● Passage shown:
•••••

Google Cloud Data Loss Prevention (DLP) scanning .parquet files in GCS

711 views Asked by At

I am new to Google Cloud DLP and I ran a POST https://dlp.googleapis.com/v2beta1/inspect/operations to scan a .parquet file within a Google Cloud Storage directory and also using cloudStorageOptions to save the .csv output.

The .parquet file is 53.93 M.

When I make the API call on the .parquet file I get :

"processedBytes": "102308122",
"infoTypeStats": [{
   "infoType": {
      "name": "AMERICAN_BANKERS_CUSIP_ID"
   },
   "count": "1"
}, {
   "infoType": {
      "name": "IP_ADDRESS"
   },
   "count": "17"
}, {
   "infoType": {
      "name": "US_TOLLFREE_PHONE_NUMBER"
   },
   "count": "148"
}, {
   "infoType": {
      "name": "EMAIL_ADDRESS"
   },
   "count": "30"
}, {
   "infoType": {
      "name": "US_STATE"
   },
   "count": "22"
}]

When I convert the .parquet file to .csv I get a 360.58 MB file. Then if I make the API call on the .csv file I get:

"processedBytes": "377530307",
"infoTypeStats": [{
   "infoType": {
      "name": "CREDIT_CARD_NUMBER"
   },
   "count": "56546"
}, {
   "infoType": {
      "name": "EMAIL_ADDRESS"
   },
   "count": "372527"
}, {
   "infoType": {
      "name": "NETHERLANDS_BSN_NUMBER"
   },
   "count": "5"
}, {
   "infoType": {
      "name": "US_TOLLFREE_PHONE_NUMBER"
   },
   "count": "1331321"
}, {
   "infoType": {
      "name": "AUSTRALIA_TAX_FILE_NUMBER"
   },
   "count": "52269"
}, {
   "infoType": {
      "name": "PHONE_NUMBER"
   },
   "count": "28"
}, {
   "infoType": {
      "name": "US_DRIVERS_LICENSE_NUMBER"
   },
   "count": "114"
}, {
   "infoType": {
      "name": "US_STATE"
   },
   "count": "141383"
}, {
   "infoType": {
      "name": "KOREA_RRN"
   },
   "count": "56144"

•••••

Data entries
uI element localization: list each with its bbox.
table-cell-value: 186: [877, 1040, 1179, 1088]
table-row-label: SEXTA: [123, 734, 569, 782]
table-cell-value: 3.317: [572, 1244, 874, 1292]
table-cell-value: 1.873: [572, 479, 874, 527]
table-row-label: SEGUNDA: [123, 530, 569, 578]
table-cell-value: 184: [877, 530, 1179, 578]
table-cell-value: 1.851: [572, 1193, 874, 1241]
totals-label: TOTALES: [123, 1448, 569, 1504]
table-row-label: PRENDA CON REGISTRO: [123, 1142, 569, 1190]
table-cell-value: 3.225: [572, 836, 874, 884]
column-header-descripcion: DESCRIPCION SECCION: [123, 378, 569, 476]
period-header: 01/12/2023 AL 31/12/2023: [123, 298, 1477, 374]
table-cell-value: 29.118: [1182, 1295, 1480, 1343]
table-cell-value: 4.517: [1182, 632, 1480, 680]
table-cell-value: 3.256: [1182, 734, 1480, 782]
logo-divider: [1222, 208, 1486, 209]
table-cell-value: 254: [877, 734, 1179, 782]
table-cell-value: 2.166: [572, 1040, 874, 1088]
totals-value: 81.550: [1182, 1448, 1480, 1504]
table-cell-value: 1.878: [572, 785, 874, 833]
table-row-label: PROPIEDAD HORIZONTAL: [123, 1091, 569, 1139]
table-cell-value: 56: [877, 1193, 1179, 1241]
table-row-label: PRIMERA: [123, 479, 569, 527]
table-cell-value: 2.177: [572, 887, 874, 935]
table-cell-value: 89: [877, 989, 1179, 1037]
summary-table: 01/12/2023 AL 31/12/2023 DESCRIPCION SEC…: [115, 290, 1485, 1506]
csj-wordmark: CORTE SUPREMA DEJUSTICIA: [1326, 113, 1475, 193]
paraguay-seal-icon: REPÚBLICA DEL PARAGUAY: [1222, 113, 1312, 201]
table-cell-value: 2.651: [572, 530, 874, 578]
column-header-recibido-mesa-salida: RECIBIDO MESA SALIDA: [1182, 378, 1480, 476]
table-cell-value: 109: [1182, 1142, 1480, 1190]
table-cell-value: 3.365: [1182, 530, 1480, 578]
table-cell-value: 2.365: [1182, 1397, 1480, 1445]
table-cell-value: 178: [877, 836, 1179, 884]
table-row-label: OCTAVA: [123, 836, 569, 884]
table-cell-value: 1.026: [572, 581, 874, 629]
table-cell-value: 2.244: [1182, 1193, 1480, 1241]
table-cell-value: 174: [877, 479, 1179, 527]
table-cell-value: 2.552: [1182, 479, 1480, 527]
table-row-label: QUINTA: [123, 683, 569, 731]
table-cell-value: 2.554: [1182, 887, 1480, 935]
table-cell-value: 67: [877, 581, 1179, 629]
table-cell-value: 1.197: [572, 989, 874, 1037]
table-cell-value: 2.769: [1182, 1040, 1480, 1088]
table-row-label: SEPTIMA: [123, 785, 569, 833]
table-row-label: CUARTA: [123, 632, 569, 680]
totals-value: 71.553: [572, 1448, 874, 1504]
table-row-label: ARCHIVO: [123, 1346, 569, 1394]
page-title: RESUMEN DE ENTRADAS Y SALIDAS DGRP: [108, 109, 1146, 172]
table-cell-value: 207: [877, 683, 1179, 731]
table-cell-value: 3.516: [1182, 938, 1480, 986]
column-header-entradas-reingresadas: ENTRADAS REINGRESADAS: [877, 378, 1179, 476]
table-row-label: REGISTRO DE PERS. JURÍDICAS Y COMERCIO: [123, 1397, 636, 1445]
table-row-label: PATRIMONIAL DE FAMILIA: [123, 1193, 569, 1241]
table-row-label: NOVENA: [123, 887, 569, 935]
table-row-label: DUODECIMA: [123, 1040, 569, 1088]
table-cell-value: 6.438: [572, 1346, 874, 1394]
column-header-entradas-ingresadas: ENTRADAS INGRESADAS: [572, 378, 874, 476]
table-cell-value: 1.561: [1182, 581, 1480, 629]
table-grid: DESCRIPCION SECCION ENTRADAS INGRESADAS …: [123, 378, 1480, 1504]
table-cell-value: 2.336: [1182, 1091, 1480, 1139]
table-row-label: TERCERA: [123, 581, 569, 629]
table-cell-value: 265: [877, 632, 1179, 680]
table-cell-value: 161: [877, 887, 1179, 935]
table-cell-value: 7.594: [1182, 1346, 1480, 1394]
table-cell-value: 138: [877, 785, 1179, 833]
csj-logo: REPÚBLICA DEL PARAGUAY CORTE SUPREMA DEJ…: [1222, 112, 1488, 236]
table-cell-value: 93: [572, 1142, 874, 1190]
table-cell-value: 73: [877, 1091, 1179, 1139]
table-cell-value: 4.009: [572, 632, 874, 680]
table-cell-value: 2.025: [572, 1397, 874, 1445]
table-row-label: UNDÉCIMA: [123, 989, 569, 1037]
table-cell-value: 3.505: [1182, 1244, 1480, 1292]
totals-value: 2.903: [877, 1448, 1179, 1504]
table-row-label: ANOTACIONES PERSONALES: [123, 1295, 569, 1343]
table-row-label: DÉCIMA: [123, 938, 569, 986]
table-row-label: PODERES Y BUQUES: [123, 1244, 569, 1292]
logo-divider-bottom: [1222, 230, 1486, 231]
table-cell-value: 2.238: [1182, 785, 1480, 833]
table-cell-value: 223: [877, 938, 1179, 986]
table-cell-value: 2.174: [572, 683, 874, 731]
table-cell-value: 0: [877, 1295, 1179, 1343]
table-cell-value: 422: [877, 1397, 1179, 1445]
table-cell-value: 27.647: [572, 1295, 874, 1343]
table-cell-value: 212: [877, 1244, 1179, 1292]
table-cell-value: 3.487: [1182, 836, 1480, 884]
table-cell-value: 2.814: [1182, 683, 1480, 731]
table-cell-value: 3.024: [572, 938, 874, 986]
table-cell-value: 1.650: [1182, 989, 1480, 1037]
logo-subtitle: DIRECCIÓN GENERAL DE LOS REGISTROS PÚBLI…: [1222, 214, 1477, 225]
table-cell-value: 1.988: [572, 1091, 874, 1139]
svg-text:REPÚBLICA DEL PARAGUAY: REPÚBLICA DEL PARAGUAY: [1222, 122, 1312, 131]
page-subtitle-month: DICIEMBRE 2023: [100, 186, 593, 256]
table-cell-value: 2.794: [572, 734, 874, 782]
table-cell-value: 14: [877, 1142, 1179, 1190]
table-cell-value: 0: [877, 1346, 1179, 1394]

•••••

In the forum question about DLP scanning of .parquet files, change "directory" to "bucket" and write out the passage starting with "711 views Asked" and going on through "the .csv output.".

● Solution to the exercise:
711 views Asked by At

I am new to Google Cloud DLP and I ran a POST https://dlp.googleapis.com/v2beta1/inspect/operations to scan a .parquet file within a Google Cloud Storage bucket and also using cloudStorageOptions to save the .csv output.